--- Begin Dataset extract ---
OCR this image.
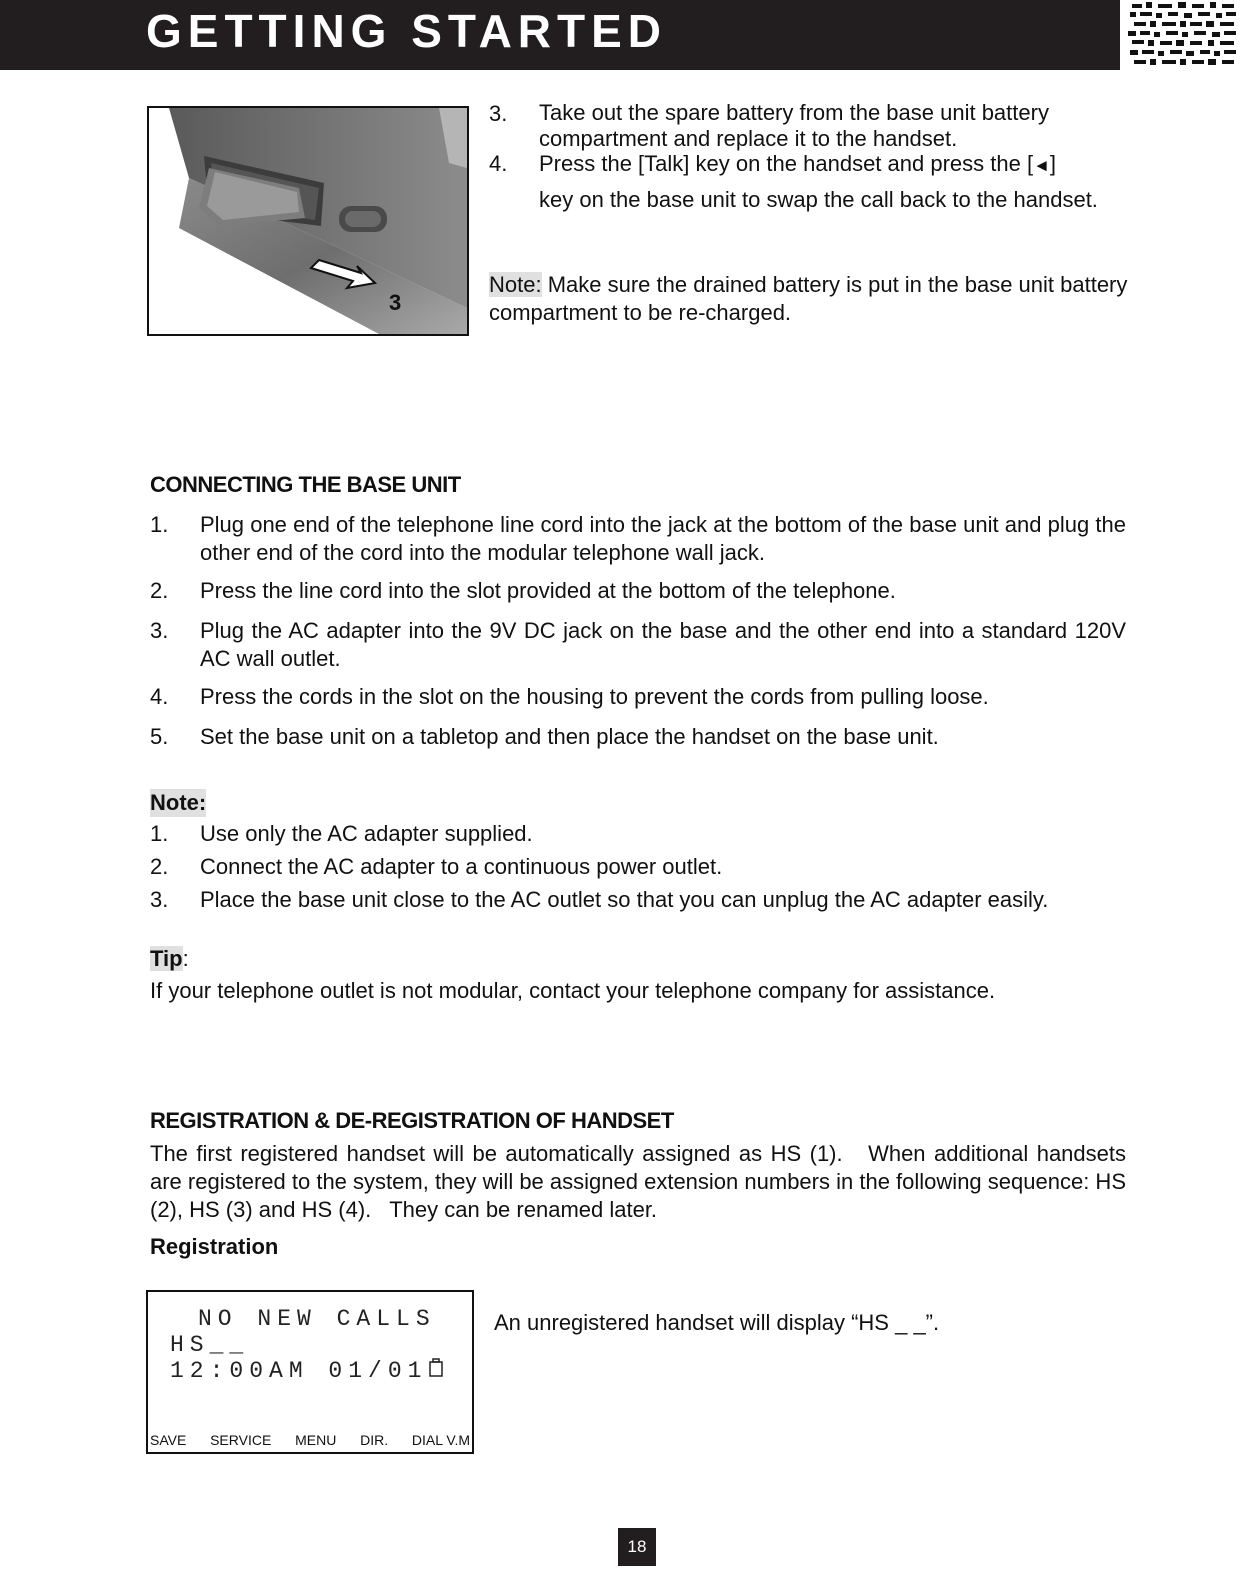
GETTING STARTED
3
3. Take out the spare battery from the base unit battery compartment and replace it to the handset.
4. Press the [Talk] key on the handset and press the [◄]
key on the base unit to swap the call back to the handset.
Note: Make sure the drained battery is put in the base unit battery compartment to be re-charged.
CONNECTING THE BASE UNIT
1. Plug one end of the telephone line cord into the jack at the bottom of the base unit and plug the other end of the cord into the modular telephone wall jack.
2. Press the line cord into the slot provided at the bottom of the telephone.
3. Plug the AC adapter into the 9V DC jack on the base and the other end into a standard 120V AC wall outlet.
4. Press the cords in the slot on the housing to prevent the cords from pulling loose.
5. Set the base unit on a tabletop and then place the handset on the base unit.
Note:
1. Use only the AC adapter supplied.
2. Connect the AC adapter to a continuous power outlet.
3. Place the base unit close to the AC outlet so that you can unplug the AC adapter easily.
Tip:
If your telephone outlet is not modular, contact your telephone company for assistance.
REGISTRATION & DE-REGISTRATION OF HANDSET
The first registered handset will be automatically assigned as HS (1).   When additional handsets are registered to the system, they will be assigned extension numbers in the following sequence: HS (2), HS (3) and HS (4).   They can be renamed later.
Registration
NO NEW CALLS
HS__
12:00AM 01/01
SAVE SERVICE MENU DIR. DIAL V.M
An unregistered handset will display “HS _ _”.
18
--- End Dataset extract ---
Your task is to collect every line above that contains the word "adapter".

— In response —
3. Plug the AC adapter into the 9V DC jack on the base and the other end into a standard 120V AC wall outlet.
1. Use only the AC adapter supplied.
2. Connect the AC adapter to a continuous power outlet.
3. Place the base unit close to the AC outlet so that you can unplug the AC adapter easily.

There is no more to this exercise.